**WRITTEN REQUEST:** Pull every line from the data below and copy each one without changing anything.

**DATA PROVIDED:**
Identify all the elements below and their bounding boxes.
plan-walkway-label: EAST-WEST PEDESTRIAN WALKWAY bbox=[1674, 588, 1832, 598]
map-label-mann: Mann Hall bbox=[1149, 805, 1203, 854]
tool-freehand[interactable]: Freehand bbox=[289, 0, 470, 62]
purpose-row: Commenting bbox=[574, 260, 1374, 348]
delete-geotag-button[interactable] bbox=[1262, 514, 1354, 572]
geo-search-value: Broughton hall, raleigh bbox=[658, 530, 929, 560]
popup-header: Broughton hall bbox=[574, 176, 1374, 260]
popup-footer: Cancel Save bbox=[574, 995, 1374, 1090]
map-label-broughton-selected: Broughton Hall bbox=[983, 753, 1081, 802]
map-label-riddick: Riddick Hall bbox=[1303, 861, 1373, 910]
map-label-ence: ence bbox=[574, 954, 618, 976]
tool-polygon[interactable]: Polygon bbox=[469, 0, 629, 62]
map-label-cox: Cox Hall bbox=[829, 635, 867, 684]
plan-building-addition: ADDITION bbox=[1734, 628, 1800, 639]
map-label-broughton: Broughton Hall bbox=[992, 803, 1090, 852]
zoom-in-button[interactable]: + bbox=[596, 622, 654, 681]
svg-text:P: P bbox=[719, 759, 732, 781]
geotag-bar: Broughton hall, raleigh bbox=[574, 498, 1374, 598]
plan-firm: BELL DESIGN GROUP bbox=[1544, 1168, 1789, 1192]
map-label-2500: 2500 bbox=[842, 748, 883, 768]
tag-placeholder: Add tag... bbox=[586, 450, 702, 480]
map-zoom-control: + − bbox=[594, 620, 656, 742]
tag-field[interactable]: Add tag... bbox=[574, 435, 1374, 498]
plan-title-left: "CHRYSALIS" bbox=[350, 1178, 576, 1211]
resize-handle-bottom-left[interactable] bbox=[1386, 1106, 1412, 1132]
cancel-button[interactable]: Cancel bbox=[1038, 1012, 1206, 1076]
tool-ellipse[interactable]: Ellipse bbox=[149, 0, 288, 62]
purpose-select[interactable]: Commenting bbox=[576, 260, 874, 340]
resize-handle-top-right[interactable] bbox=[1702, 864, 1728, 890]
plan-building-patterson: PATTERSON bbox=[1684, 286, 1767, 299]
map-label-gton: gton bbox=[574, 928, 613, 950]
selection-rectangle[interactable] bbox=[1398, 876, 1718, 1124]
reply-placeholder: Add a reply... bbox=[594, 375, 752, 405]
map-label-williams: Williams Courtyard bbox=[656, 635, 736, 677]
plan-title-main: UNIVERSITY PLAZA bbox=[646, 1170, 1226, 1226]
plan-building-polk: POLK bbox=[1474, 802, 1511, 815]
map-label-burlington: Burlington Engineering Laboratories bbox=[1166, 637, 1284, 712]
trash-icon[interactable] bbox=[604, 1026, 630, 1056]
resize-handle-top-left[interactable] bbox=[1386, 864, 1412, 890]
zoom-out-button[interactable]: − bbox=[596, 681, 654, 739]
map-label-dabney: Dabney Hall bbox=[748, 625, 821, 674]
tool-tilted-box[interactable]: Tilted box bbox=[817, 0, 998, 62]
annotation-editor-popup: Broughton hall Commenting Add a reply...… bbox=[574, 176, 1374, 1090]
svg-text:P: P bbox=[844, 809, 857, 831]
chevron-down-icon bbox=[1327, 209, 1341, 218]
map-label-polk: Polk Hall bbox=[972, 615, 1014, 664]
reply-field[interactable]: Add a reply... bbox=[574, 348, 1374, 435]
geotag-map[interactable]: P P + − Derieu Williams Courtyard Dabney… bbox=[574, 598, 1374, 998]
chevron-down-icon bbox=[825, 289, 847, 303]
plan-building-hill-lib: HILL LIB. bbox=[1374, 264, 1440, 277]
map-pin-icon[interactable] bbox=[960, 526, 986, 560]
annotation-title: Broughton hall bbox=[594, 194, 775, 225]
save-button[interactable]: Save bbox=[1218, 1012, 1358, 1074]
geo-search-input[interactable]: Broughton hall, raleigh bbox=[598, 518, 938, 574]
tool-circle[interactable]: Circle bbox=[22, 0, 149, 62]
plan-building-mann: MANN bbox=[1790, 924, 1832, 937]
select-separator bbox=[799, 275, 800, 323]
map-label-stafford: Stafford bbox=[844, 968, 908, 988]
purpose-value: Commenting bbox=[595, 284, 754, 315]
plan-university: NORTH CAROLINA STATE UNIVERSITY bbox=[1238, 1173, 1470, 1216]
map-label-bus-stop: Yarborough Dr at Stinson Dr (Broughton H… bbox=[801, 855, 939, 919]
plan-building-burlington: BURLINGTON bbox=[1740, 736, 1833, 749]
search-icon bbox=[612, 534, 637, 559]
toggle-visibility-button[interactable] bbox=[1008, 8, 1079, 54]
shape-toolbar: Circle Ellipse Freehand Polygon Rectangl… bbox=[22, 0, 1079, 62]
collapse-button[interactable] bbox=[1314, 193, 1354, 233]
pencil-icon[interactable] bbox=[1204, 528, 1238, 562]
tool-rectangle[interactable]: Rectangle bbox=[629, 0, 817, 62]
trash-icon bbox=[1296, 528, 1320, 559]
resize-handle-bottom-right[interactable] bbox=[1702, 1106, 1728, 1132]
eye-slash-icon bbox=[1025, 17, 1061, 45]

**RESPONSE BELOW:**
Identify all the elements below and their bounding boxes.
plan-walkway-label: EAST-WEST PEDESTRIAN WALKWAY bbox=[1674, 588, 1832, 598]
map-label-mann: Mann Hall bbox=[1149, 805, 1203, 854]
tool-freehand[interactable]: Freehand bbox=[289, 0, 470, 62]
purpose-row: Commenting bbox=[574, 260, 1374, 348]
delete-geotag-button[interactable] bbox=[1262, 514, 1354, 572]
geo-search-value: Broughton hall, raleigh bbox=[658, 530, 929, 560]
popup-header: Broughton hall bbox=[574, 176, 1374, 260]
popup-footer: Cancel Save bbox=[574, 995, 1374, 1090]
map-label-broughton-selected: Broughton Hall bbox=[983, 753, 1081, 802]
map-label-riddick: Riddick Hall bbox=[1303, 861, 1373, 910]
map-label-ence: ence bbox=[574, 954, 618, 976]
tool-polygon[interactable]: Polygon bbox=[469, 0, 629, 62]
map-label-cox: Cox Hall bbox=[829, 635, 867, 684]
plan-building-addition: ADDITION bbox=[1734, 628, 1800, 639]
map-label-broughton: Broughton Hall bbox=[992, 803, 1090, 852]
zoom-in-button[interactable]: + bbox=[596, 622, 654, 681]
svg-text:P: P bbox=[719, 759, 732, 781]
geotag-bar: Broughton hall, raleigh bbox=[574, 498, 1374, 598]
plan-firm: BELL DESIGN GROUP bbox=[1544, 1168, 1789, 1192]
map-label-2500: 2500 bbox=[842, 748, 883, 768]
tag-placeholder: Add tag... bbox=[586, 450, 702, 480]
map-zoom-control: + − bbox=[594, 620, 656, 742]
tag-field[interactable]: Add tag... bbox=[574, 435, 1374, 498]
plan-title-left: "CHRYSALIS" bbox=[350, 1178, 576, 1211]
resize-handle-bottom-left[interactable] bbox=[1386, 1106, 1412, 1132]
cancel-button[interactable]: Cancel bbox=[1038, 1012, 1206, 1076]
tool-ellipse[interactable]: Ellipse bbox=[149, 0, 288, 62]
purpose-select[interactable]: Commenting bbox=[576, 260, 874, 340]
resize-handle-top-right[interactable] bbox=[1702, 864, 1728, 890]
plan-building-patterson: PATTERSON bbox=[1684, 286, 1767, 299]
map-label-gton: gton bbox=[574, 928, 613, 950]
selection-rectangle[interactable] bbox=[1398, 876, 1718, 1124]
reply-placeholder: Add a reply... bbox=[594, 375, 752, 405]
map-label-williams: Williams Courtyard bbox=[656, 635, 736, 677]
plan-title-main: UNIVERSITY PLAZA bbox=[646, 1170, 1226, 1226]
plan-building-polk: POLK bbox=[1474, 802, 1511, 815]
map-label-burlington: Burlington Engineering Laboratories bbox=[1166, 637, 1284, 712]
trash-icon[interactable] bbox=[604, 1026, 630, 1056]
resize-handle-top-left[interactable] bbox=[1386, 864, 1412, 890]
zoom-out-button[interactable]: − bbox=[596, 681, 654, 739]
map-label-dabney: Dabney Hall bbox=[748, 625, 821, 674]
tool-tilted-box[interactable]: Tilted box bbox=[817, 0, 998, 62]
annotation-editor-popup: Broughton hall Commenting Add a reply...… bbox=[574, 176, 1374, 1090]
svg-text:P: P bbox=[844, 809, 857, 831]
chevron-down-icon bbox=[1327, 209, 1341, 218]
map-label-polk: Polk Hall bbox=[972, 615, 1014, 664]
reply-field[interactable]: Add a reply... bbox=[574, 348, 1374, 435]
geotag-map[interactable]: P P + − Derieu Williams Courtyard Dabney… bbox=[574, 598, 1374, 998]
chevron-down-icon bbox=[825, 289, 847, 303]
plan-building-hill-lib: HILL LIB. bbox=[1374, 264, 1440, 277]
map-pin-icon[interactable] bbox=[960, 526, 986, 560]
annotation-title: Broughton hall bbox=[594, 194, 775, 225]
save-button[interactable]: Save bbox=[1218, 1012, 1358, 1074]
geo-search-input[interactable]: Broughton hall, raleigh bbox=[598, 518, 938, 574]
tool-circle[interactable]: Circle bbox=[22, 0, 149, 62]
plan-building-mann: MANN bbox=[1790, 924, 1832, 937]
select-separator bbox=[799, 275, 800, 323]
map-label-stafford: Stafford bbox=[844, 968, 908, 988]
purpose-value: Commenting bbox=[595, 284, 754, 315]
plan-university: NORTH CAROLINA STATE UNIVERSITY bbox=[1238, 1173, 1470, 1216]
map-label-bus-stop: Yarborough Dr at Stinson Dr (Broughton H… bbox=[801, 855, 939, 919]
plan-building-burlington: BURLINGTON bbox=[1740, 736, 1833, 749]
search-icon bbox=[612, 534, 637, 559]
toggle-visibility-button[interactable] bbox=[1008, 8, 1079, 54]
shape-toolbar: Circle Ellipse Freehand Polygon Rectangl… bbox=[22, 0, 1079, 62]
collapse-button[interactable] bbox=[1314, 193, 1354, 233]
pencil-icon[interactable] bbox=[1204, 528, 1238, 562]
tool-rectangle[interactable]: Rectangle bbox=[629, 0, 817, 62]
trash-icon bbox=[1296, 528, 1320, 559]
resize-handle-bottom-right[interactable] bbox=[1702, 1106, 1728, 1132]
eye-slash-icon bbox=[1025, 17, 1061, 45]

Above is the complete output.